**What needs to be done:** All entries below need to be written out exactly, but without their pictures.

— start of Record set —

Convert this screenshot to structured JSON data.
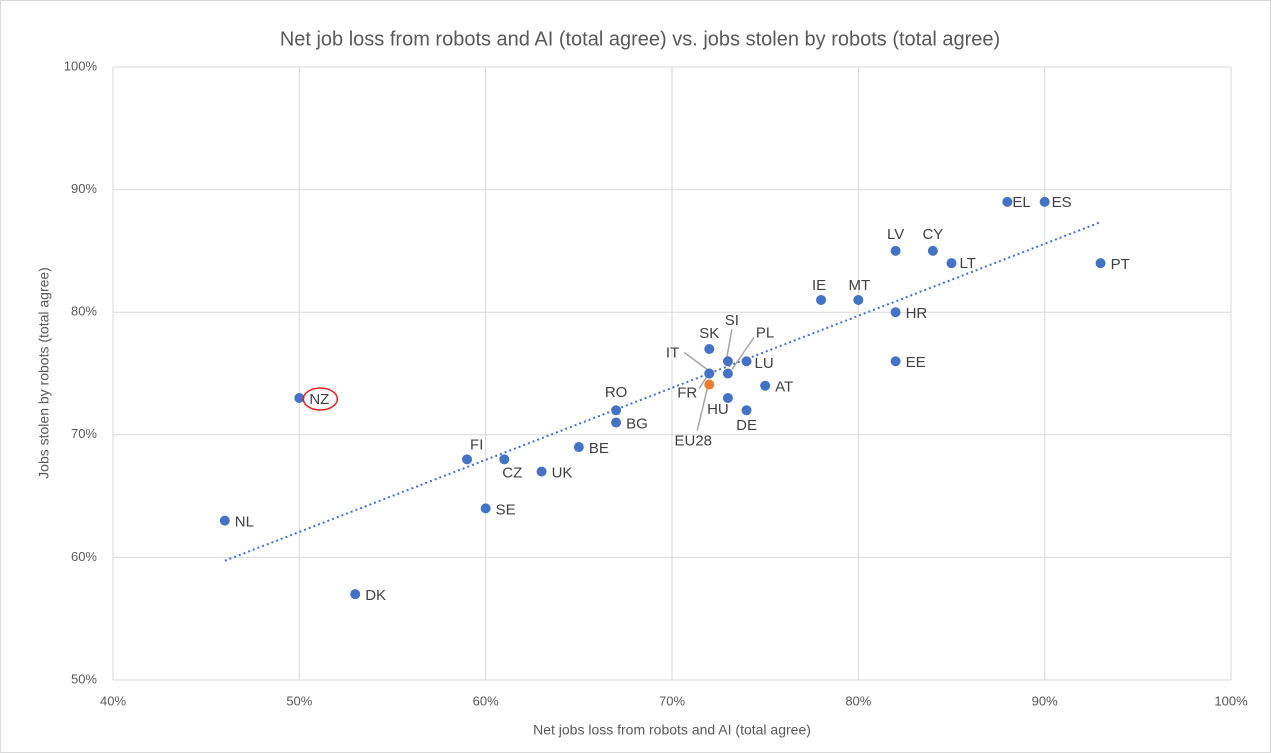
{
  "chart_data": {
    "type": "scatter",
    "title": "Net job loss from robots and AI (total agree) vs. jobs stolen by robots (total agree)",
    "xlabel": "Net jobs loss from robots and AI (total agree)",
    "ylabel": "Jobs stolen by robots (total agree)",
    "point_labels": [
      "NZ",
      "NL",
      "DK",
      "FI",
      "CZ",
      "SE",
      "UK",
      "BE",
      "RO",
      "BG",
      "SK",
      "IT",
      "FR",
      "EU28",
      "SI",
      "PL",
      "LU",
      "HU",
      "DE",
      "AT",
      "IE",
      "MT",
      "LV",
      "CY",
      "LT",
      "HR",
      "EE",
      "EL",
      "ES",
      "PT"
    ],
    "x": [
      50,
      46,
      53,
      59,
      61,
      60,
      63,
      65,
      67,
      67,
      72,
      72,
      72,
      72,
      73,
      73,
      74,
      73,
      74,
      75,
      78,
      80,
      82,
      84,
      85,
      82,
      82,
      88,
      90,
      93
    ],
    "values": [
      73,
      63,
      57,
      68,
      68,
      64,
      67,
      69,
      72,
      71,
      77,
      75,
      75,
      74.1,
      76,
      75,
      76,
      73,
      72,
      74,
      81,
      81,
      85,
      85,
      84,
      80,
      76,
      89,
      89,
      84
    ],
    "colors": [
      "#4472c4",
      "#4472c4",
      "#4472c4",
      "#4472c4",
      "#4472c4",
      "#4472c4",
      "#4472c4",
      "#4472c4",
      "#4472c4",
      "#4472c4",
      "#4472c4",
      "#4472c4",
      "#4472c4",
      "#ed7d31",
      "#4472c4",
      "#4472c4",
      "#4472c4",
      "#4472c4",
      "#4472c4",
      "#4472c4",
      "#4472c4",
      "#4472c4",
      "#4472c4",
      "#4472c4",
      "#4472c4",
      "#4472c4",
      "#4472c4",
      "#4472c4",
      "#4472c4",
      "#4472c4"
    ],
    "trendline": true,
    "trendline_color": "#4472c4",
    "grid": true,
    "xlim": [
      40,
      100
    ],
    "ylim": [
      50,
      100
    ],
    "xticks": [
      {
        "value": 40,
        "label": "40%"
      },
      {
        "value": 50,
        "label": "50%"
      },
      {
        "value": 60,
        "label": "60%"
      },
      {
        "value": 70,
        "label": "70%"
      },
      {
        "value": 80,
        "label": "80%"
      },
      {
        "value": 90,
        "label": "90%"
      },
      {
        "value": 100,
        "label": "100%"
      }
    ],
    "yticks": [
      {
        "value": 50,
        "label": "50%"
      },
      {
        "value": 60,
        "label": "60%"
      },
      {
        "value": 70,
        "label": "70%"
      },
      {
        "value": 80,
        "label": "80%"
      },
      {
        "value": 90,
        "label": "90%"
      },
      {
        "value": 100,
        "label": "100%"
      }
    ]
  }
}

— end of Record set —

**Answer below:**
Convert this screenshot to structured JSON data.
{
  "chart_data": {
    "type": "scatter",
    "title": "Net job loss from robots and AI (total agree) vs. jobs stolen by robots (total agree)",
    "xlabel": "Net jobs loss from robots and AI (total agree)",
    "ylabel": "Jobs stolen by robots (total agree)",
    "point_labels": [
      "NZ",
      "NL",
      "DK",
      "FI",
      "CZ",
      "SE",
      "UK",
      "BE",
      "RO",
      "BG",
      "SK",
      "IT",
      "FR",
      "EU28",
      "SI",
      "PL",
      "LU",
      "HU",
      "DE",
      "AT",
      "IE",
      "MT",
      "LV",
      "CY",
      "LT",
      "HR",
      "EE",
      "EL",
      "ES",
      "PT"
    ],
    "x": [
      50,
      46,
      53,
      59,
      61,
      60,
      63,
      65,
      67,
      67,
      72,
      72,
      72,
      72,
      73,
      73,
      74,
      73,
      74,
      75,
      78,
      80,
      82,
      84,
      85,
      82,
      82,
      88,
      90,
      93
    ],
    "values": [
      73,
      63,
      57,
      68,
      68,
      64,
      67,
      69,
      72,
      71,
      77,
      75,
      75,
      74.1,
      76,
      75,
      76,
      73,
      72,
      74,
      81,
      81,
      85,
      85,
      84,
      80,
      76,
      89,
      89,
      84
    ],
    "colors": [
      "#4472c4",
      "#4472c4",
      "#4472c4",
      "#4472c4",
      "#4472c4",
      "#4472c4",
      "#4472c4",
      "#4472c4",
      "#4472c4",
      "#4472c4",
      "#4472c4",
      "#4472c4",
      "#4472c4",
      "#ed7d31",
      "#4472c4",
      "#4472c4",
      "#4472c4",
      "#4472c4",
      "#4472c4",
      "#4472c4",
      "#4472c4",
      "#4472c4",
      "#4472c4",
      "#4472c4",
      "#4472c4",
      "#4472c4",
      "#4472c4",
      "#4472c4",
      "#4472c4",
      "#4472c4"
    ],
    "trendline": true,
    "trendline_color": "#4472c4",
    "grid": true,
    "xlim": [
      40,
      100
    ],
    "ylim": [
      50,
      100
    ],
    "xticks": [
      {
        "value": 40,
        "label": "40%"
      },
      {
        "value": 50,
        "label": "50%"
      },
      {
        "value": 60,
        "label": "60%"
      },
      {
        "value": 70,
        "label": "70%"
      },
      {
        "value": 80,
        "label": "80%"
      },
      {
        "value": 90,
        "label": "90%"
      },
      {
        "value": 100,
        "label": "100%"
      }
    ],
    "yticks": [
      {
        "value": 50,
        "label": "50%"
      },
      {
        "value": 60,
        "label": "60%"
      },
      {
        "value": 70,
        "label": "70%"
      },
      {
        "value": 80,
        "label": "80%"
      },
      {
        "value": 90,
        "label": "90%"
      },
      {
        "value": 100,
        "label": "100%"
      }
    ]
  }
}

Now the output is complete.